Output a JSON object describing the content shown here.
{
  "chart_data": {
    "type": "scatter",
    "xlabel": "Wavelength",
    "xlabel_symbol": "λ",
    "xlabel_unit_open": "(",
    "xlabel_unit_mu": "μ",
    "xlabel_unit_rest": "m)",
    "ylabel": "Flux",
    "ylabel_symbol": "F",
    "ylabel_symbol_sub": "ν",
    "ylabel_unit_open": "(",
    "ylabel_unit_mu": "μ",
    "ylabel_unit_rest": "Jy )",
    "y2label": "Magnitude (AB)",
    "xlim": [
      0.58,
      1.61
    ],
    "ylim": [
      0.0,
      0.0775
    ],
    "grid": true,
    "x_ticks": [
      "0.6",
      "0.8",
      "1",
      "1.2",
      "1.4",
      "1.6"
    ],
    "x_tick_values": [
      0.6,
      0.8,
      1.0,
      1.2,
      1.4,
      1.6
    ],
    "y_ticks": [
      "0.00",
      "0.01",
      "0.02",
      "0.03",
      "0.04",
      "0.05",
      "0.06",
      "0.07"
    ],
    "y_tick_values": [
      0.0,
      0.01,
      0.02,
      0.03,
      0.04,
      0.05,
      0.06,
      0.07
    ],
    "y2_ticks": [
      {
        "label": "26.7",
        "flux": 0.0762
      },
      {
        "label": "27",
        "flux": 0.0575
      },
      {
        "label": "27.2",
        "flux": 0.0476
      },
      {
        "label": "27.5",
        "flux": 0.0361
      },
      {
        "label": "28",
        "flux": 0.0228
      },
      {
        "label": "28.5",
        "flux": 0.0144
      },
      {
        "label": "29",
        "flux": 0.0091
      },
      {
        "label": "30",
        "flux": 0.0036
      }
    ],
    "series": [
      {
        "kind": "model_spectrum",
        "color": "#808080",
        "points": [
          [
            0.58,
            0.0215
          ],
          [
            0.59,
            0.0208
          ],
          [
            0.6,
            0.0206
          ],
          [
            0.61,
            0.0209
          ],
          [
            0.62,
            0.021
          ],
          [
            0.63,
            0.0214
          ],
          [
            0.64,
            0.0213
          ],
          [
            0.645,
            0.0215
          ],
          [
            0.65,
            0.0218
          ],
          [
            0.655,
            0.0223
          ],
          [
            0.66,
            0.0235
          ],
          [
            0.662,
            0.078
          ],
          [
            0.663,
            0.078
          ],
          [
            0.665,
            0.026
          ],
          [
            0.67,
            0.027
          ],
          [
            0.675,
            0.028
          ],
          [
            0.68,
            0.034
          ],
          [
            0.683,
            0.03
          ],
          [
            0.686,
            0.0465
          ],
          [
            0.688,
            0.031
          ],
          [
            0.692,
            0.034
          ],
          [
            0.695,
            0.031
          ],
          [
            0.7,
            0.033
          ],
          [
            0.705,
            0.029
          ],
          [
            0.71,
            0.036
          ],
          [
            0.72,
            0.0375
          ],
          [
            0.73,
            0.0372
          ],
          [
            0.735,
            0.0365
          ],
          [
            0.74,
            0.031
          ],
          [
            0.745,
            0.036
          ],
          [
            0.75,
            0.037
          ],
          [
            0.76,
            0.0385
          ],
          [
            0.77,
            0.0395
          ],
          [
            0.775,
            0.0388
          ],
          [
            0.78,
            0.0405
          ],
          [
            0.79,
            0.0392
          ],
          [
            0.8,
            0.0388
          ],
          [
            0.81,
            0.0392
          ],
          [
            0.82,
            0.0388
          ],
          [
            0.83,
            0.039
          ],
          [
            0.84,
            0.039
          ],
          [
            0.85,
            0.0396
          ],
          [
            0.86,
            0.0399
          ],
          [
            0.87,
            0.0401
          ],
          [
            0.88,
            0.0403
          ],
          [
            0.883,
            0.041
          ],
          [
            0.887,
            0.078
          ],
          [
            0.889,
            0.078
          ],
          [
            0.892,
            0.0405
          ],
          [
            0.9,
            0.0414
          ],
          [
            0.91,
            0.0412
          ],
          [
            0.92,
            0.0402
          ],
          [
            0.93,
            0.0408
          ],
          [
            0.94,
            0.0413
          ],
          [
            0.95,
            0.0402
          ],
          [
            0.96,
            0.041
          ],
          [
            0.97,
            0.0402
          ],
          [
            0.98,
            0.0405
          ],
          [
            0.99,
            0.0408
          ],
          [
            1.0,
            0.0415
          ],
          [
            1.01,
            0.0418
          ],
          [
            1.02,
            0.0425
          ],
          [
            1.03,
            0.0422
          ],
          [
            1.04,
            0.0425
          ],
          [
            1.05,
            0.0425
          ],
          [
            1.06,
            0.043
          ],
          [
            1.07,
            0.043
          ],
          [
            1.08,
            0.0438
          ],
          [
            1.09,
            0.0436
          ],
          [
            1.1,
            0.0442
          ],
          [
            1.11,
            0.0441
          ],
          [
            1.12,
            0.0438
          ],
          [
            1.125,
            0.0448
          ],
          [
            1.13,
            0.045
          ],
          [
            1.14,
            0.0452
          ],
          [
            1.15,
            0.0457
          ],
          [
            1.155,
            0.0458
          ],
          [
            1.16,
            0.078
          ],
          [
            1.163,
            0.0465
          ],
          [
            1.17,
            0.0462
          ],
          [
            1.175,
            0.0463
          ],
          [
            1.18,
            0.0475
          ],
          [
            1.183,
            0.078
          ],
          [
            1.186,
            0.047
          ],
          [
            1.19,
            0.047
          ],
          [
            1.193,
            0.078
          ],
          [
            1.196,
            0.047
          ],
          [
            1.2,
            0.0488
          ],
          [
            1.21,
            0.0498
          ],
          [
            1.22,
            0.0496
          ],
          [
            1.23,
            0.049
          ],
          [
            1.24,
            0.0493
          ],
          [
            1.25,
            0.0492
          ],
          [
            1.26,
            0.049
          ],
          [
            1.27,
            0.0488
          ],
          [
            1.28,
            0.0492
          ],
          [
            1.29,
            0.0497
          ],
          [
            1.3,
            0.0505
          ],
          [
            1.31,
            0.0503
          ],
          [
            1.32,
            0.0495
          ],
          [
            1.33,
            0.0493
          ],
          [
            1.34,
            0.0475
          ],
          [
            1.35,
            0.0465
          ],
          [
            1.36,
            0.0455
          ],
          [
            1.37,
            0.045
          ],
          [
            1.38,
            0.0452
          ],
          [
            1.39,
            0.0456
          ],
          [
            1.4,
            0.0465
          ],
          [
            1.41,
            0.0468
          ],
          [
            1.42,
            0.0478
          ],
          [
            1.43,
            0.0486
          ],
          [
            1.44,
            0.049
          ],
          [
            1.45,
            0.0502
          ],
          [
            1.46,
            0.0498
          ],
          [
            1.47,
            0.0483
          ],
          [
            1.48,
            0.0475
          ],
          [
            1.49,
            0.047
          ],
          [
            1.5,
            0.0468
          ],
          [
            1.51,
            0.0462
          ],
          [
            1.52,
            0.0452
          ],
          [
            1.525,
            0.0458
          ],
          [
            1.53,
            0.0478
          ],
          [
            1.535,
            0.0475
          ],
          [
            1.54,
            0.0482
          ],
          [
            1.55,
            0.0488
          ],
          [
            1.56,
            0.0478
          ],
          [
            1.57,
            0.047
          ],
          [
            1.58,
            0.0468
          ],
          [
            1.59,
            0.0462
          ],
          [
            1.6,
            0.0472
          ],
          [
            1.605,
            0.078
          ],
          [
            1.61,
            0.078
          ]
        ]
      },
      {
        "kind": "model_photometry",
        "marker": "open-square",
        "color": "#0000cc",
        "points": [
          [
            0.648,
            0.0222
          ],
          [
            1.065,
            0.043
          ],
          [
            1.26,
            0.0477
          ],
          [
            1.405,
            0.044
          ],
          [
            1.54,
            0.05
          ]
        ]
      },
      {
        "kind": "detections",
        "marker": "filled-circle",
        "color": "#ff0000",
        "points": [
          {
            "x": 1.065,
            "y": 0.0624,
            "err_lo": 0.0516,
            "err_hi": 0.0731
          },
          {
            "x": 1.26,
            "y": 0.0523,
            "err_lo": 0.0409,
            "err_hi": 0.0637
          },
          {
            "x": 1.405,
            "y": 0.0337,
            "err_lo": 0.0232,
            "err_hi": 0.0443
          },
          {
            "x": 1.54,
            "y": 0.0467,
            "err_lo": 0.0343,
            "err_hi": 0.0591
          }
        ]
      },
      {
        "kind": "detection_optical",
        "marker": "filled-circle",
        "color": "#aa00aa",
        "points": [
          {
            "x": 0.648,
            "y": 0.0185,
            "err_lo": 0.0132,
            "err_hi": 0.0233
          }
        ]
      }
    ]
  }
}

→ **Task to carry out**: Copy out each line of the data where the string "kind" appears.

→ **Complete answer**:
        "kind": "model_spectrum",
        "kind": "model_photometry",
        "kind": "detections",
        "kind": "detection_optical",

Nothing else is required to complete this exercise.